§ **Dataset records**
-.-.-

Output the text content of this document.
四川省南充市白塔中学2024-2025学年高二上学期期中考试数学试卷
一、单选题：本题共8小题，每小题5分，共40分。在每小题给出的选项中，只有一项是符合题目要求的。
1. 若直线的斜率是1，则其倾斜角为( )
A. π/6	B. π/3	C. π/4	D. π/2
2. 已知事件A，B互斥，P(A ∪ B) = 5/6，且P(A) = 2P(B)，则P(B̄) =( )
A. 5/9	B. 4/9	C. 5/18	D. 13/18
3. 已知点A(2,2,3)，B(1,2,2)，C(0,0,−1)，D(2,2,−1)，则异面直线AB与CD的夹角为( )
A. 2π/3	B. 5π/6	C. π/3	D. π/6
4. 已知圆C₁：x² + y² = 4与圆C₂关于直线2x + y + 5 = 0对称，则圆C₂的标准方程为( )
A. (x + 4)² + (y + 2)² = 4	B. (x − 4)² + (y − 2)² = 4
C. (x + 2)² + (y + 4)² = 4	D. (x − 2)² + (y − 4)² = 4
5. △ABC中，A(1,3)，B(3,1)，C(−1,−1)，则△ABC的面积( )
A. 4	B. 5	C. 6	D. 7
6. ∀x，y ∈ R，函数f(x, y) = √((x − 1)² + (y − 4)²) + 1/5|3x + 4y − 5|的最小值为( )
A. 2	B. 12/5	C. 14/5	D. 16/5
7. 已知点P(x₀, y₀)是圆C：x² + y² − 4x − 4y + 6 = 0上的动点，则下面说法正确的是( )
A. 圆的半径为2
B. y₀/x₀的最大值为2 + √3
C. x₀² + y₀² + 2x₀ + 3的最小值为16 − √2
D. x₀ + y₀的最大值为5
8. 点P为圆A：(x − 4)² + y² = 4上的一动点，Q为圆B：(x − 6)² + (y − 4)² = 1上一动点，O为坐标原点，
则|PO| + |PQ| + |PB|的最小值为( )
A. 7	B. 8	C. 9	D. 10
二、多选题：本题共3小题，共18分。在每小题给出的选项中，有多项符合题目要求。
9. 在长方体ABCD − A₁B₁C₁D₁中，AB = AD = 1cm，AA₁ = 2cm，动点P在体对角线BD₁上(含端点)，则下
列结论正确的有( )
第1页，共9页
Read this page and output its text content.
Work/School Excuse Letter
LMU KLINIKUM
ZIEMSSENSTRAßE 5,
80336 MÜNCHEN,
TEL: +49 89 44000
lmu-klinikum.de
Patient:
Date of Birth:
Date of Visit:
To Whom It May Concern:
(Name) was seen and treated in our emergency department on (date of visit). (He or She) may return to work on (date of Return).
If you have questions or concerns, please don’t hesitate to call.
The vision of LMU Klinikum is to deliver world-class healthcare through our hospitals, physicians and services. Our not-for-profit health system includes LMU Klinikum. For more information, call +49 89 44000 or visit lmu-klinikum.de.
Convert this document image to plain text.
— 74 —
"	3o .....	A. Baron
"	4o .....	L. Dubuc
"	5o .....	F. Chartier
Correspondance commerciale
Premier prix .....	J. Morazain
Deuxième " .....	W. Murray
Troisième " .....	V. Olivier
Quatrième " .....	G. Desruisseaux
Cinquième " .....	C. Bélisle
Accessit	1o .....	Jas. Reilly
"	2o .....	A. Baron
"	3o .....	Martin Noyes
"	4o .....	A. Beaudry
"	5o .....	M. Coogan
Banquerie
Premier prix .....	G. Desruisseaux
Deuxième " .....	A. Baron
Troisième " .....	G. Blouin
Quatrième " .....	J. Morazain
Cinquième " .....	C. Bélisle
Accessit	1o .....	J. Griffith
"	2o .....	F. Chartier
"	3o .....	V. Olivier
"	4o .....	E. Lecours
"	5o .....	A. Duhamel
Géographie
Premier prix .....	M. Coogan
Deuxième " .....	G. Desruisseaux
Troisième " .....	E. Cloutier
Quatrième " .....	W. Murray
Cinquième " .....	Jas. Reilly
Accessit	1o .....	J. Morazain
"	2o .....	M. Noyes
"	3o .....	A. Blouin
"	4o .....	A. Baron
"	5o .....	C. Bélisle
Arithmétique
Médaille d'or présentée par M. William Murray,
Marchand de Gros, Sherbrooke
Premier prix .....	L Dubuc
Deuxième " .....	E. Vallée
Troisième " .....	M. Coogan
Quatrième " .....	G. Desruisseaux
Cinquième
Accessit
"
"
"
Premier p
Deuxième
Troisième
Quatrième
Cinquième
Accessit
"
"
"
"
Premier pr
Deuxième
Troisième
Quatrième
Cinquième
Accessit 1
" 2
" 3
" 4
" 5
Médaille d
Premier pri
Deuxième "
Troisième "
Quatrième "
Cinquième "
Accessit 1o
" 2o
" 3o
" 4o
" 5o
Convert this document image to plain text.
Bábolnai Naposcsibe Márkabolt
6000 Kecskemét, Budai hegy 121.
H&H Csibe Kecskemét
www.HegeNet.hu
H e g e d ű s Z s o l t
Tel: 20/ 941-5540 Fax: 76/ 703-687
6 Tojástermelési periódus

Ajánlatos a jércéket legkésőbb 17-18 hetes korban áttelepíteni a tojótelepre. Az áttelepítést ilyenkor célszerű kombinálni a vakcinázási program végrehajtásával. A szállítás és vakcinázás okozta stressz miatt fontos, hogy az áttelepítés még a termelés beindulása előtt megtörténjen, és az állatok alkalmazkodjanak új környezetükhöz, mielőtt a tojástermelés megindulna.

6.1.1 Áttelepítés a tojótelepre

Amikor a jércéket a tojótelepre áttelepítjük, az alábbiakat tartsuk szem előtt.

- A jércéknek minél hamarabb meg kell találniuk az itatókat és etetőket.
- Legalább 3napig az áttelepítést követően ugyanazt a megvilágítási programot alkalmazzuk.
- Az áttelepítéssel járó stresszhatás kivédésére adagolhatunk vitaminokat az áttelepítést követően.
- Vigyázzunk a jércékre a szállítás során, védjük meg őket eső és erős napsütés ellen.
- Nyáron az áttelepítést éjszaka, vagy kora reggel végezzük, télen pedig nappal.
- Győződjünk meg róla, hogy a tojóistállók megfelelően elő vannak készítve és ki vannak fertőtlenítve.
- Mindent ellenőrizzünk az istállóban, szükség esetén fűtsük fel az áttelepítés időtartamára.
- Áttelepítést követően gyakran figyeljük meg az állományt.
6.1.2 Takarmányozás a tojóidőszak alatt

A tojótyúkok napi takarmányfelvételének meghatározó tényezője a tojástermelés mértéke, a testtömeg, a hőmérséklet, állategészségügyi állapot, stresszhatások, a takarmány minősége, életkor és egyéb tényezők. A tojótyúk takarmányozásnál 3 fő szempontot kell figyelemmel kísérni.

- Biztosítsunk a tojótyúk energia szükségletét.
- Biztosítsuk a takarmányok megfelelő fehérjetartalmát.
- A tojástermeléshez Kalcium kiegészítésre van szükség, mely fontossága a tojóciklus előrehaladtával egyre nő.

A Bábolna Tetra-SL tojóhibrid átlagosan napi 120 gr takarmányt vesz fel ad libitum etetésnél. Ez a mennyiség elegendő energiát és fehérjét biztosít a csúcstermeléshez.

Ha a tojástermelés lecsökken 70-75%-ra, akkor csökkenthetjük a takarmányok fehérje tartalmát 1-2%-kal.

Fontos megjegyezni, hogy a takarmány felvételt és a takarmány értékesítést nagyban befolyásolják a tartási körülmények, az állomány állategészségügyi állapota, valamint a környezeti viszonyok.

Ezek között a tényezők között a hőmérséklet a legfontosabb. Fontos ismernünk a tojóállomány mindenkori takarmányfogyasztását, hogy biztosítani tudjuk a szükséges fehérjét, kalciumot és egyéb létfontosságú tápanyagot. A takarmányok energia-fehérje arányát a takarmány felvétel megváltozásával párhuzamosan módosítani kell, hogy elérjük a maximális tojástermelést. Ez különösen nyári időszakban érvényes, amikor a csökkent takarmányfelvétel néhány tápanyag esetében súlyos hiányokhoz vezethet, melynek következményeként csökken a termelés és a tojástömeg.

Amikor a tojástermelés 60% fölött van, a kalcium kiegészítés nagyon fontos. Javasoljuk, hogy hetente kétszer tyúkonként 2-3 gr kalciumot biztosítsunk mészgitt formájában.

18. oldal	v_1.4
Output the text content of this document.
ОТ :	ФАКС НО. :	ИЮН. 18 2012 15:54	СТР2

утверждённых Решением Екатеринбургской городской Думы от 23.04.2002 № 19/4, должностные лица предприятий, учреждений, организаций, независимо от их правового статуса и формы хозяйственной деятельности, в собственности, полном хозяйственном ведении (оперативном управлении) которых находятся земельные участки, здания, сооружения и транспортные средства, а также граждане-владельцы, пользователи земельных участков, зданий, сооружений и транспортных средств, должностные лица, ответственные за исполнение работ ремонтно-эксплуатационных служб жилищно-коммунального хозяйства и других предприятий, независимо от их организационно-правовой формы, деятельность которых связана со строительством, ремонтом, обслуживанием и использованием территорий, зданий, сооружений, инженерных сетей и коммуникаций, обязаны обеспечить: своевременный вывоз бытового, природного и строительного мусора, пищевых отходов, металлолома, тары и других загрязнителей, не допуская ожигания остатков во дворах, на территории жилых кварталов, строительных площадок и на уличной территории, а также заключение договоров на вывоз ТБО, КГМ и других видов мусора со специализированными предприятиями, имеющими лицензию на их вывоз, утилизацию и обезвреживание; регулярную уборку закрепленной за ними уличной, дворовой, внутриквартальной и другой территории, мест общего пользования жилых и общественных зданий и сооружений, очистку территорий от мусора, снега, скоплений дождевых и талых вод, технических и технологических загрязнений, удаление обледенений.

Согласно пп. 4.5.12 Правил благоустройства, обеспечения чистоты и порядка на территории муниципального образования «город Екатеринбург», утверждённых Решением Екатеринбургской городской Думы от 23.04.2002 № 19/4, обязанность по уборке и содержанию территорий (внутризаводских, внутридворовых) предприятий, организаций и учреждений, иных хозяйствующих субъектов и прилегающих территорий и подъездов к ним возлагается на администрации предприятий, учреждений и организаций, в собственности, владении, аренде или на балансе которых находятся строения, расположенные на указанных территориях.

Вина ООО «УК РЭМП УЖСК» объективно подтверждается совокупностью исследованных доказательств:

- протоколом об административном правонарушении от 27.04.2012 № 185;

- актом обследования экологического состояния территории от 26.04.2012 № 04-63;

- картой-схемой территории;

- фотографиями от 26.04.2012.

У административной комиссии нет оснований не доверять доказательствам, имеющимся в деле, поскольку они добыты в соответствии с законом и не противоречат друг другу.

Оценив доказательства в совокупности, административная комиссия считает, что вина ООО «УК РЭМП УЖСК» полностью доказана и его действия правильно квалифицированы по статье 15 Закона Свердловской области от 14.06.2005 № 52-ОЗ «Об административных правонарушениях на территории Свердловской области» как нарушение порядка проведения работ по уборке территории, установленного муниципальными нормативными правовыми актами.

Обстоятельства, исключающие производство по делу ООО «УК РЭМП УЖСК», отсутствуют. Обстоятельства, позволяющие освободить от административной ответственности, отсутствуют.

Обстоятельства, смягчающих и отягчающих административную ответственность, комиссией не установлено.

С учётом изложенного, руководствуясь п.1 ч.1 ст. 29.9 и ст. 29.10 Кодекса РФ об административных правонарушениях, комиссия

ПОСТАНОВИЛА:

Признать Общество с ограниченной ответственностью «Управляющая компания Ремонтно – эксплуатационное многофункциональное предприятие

-.-.-

§ **Task**
Above are entries; state the number of lines among them that contain "egyéb", and nothing else.

§ **Solution to the problem**
2